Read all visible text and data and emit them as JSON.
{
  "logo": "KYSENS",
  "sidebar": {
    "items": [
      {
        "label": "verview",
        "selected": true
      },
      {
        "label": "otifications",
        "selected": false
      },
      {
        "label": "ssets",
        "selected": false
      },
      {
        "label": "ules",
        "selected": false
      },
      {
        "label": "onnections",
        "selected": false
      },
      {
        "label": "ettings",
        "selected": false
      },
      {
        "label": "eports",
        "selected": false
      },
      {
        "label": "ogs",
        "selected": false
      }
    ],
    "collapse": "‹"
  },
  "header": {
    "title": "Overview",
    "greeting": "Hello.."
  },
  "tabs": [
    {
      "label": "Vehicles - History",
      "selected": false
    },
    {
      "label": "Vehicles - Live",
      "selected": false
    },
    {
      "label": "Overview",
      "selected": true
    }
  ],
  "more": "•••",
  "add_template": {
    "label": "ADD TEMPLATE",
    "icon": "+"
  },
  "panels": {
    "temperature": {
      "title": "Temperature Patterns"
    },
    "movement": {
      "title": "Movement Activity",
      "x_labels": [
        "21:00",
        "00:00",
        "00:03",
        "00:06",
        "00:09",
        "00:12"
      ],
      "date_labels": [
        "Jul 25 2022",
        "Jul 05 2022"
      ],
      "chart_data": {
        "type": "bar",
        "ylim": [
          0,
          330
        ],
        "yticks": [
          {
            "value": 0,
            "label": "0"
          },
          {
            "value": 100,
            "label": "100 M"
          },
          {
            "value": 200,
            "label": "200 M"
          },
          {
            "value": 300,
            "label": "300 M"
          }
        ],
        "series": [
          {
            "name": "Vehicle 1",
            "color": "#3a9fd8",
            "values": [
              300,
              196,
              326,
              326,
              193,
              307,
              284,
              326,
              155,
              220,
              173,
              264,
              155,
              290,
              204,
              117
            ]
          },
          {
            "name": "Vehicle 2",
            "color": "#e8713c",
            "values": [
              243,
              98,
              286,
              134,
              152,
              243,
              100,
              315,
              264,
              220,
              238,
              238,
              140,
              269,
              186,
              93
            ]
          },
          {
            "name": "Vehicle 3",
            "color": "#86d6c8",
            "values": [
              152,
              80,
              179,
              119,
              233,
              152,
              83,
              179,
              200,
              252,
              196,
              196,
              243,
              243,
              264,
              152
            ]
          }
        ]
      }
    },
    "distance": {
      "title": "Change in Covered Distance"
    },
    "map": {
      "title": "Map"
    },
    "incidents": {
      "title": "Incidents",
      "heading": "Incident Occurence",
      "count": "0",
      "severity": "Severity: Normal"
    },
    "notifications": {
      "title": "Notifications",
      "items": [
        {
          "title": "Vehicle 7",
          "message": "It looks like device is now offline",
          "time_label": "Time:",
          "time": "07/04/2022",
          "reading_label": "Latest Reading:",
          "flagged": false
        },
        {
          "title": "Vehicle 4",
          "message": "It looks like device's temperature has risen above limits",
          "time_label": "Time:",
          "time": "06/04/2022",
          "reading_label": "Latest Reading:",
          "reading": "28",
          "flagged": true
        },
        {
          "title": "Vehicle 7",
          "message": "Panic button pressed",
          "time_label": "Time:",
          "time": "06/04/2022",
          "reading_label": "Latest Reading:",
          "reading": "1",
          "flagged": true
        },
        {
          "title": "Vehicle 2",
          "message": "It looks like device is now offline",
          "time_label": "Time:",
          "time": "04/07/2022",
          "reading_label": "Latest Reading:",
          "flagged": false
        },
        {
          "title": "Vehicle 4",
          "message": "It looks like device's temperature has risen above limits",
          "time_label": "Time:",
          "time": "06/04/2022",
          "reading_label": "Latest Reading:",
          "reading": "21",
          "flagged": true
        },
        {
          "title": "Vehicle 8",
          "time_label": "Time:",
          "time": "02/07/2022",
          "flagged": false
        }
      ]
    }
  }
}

▸ **EXERCISE GOAL**: Can you restate every record above word for word?

▸ **RESULT OF THIS EXERCISE**:
Read all visible text and data and emit them as JSON.
{
  "logo": "KYSENS",
  "sidebar": {
    "items": [
      {
        "label": "verview",
        "selected": true
      },
      {
        "label": "otifications",
        "selected": false
      },
      {
        "label": "ssets",
        "selected": false
      },
      {
        "label": "ules",
        "selected": false
      },
      {
        "label": "onnections",
        "selected": false
      },
      {
        "label": "ettings",
        "selected": false
      },
      {
        "label": "eports",
        "selected": false
      },
      {
        "label": "ogs",
        "selected": false
      }
    ],
    "collapse": "‹"
  },
  "header": {
    "title": "Overview",
    "greeting": "Hello.."
  },
  "tabs": [
    {
      "label": "Vehicles - History",
      "selected": false
    },
    {
      "label": "Vehicles - Live",
      "selected": false
    },
    {
      "label": "Overview",
      "selected": true
    }
  ],
  "more": "•••",
  "add_template": {
    "label": "ADD TEMPLATE",
    "icon": "+"
  },
  "panels": {
    "temperature": {
      "title": "Temperature Patterns"
    },
    "movement": {
      "title": "Movement Activity",
      "x_labels": [
        "21:00",
        "00:00",
        "00:03",
        "00:06",
        "00:09",
        "00:12"
      ],
      "date_labels": [
        "Jul 25 2022",
        "Jul 05 2022"
      ],
      "chart_data": {
        "type": "bar",
        "ylim": [
          0,
          330
        ],
        "yticks": [
          {
            "value": 0,
            "label": "0"
          },
          {
            "value": 100,
            "label": "100 M"
          },
          {
            "value": 200,
            "label": "200 M"
          },
          {
            "value": 300,
            "label": "300 M"
          }
        ],
        "series": [
          {
            "name": "Vehicle 1",
            "color": "#3a9fd8",
            "values": [
              300,
              196,
              326,
              326,
              193,
              307,
              284,
              326,
              155,
              220,
              173,
              264,
              155,
              290,
              204,
              117
            ]
          },
          {
            "name": "Vehicle 2",
            "color": "#e8713c",
            "values": [
              243,
              98,
              286,
              134,
              152,
              243,
              100,
              315,
              264,
              220,
              238,
              238,
              140,
              269,
              186,
              93
            ]
          },
          {
            "name": "Vehicle 3",
            "color": "#86d6c8",
            "values": [
              152,
              80,
              179,
              119,
              233,
              152,
              83,
              179,
              200,
              252,
              196,
              196,
              243,
              243,
              264,
              152
            ]
          }
        ]
      }
    },
    "distance": {
      "title": "Change in Covered Distance"
    },
    "map": {
      "title": "Map"
    },
    "incidents": {
      "title": "Incidents",
      "heading": "Incident Occurence",
      "count": "0",
      "severity": "Severity: Normal"
    },
    "notifications": {
      "title": "Notifications",
      "items": [
        {
          "title": "Vehicle 7",
          "message": "It looks like device is now offline",
          "time_label": "Time:",
          "time": "07/04/2022",
          "reading_label": "Latest Reading:",
          "flagged": false
        },
        {
          "title": "Vehicle 4",
          "message": "It looks like device's temperature has risen above limits",
          "time_label": "Time:",
          "time": "06/04/2022",
          "reading_label": "Latest Reading:",
          "reading": "28",
          "flagged": true
        },
        {
          "title": "Vehicle 7",
          "message": "Panic button pressed",
          "time_label": "Time:",
          "time": "06/04/2022",
          "reading_label": "Latest Reading:",
          "reading": "1",
          "flagged": true
        },
        {
          "title": "Vehicle 2",
          "message": "It looks like device is now offline",
          "time_label": "Time:",
          "time": "04/07/2022",
          "reading_label": "Latest Reading:",
          "flagged": false
        },
        {
          "title": "Vehicle 4",
          "message": "It looks like device's temperature has risen above limits",
          "time_label": "Time:",
          "time": "06/04/2022",
          "reading_label": "Latest Reading:",
          "reading": "21",
          "flagged": true
        },
        {
          "title": "Vehicle 8",
          "time_label": "Time:",
          "time": "02/07/2022",
          "flagged": false
        }
      ]
    }
  }
}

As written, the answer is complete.